▸ The task
Show every line containing "RCEP" by copying it.

···

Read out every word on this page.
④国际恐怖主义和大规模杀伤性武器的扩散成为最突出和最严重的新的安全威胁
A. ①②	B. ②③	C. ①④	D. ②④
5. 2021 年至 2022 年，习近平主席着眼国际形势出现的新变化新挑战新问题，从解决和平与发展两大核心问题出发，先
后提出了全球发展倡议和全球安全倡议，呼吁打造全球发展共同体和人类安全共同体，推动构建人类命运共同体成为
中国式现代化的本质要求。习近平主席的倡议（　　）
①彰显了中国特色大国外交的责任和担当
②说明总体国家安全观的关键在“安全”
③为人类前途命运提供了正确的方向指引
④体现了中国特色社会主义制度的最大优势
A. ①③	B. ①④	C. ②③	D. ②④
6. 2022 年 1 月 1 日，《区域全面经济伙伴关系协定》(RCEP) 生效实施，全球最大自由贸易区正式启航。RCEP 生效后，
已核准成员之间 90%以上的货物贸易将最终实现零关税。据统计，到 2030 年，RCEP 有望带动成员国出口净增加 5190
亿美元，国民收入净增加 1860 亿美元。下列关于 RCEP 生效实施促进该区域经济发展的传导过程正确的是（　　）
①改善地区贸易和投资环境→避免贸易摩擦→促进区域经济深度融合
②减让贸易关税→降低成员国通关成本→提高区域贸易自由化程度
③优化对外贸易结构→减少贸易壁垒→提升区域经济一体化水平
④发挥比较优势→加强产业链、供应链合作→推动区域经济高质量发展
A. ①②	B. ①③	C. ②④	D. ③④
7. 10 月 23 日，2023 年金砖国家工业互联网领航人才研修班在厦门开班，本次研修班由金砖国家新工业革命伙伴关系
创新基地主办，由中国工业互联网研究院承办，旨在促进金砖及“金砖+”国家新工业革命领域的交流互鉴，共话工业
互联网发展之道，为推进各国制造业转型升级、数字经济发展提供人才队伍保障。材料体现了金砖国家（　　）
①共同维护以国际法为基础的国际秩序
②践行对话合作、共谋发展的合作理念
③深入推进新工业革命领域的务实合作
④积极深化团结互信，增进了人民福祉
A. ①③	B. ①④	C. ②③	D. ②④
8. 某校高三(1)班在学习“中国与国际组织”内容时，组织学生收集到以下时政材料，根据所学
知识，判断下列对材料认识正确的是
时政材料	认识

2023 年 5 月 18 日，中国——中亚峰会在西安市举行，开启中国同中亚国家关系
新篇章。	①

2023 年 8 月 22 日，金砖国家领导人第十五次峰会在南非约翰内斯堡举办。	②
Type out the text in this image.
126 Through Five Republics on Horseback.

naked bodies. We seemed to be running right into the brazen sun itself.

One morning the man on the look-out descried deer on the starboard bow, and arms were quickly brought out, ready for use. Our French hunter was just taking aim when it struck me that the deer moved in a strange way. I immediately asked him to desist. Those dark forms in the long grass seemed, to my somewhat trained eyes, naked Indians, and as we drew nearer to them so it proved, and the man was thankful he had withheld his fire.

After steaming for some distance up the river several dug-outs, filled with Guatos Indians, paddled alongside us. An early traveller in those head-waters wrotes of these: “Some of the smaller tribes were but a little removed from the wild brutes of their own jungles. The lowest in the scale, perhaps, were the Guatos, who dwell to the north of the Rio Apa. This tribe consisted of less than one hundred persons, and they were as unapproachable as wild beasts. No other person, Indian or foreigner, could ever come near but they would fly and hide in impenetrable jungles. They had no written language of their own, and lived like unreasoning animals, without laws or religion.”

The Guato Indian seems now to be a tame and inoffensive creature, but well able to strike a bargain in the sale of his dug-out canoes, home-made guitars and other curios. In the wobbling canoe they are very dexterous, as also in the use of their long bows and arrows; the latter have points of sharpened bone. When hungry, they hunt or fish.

···

▸ Reply to the exercise
6. 2022 年 1 月 1 日，《区域全面经济伙伴关系协定》(RCEP) 生效实施，全球最大自由贸易区正式启航。RCEP 生效后，
已核准成员之间 90%以上的货物贸易将最终实现零关税。据统计，到 2030 年，RCEP 有望带动成员国出口净增加 5190
亿美元，国民收入净增加 1860 亿美元。下列关于 RCEP 生效实施促进该区域经济发展的传导过程正确的是（　　）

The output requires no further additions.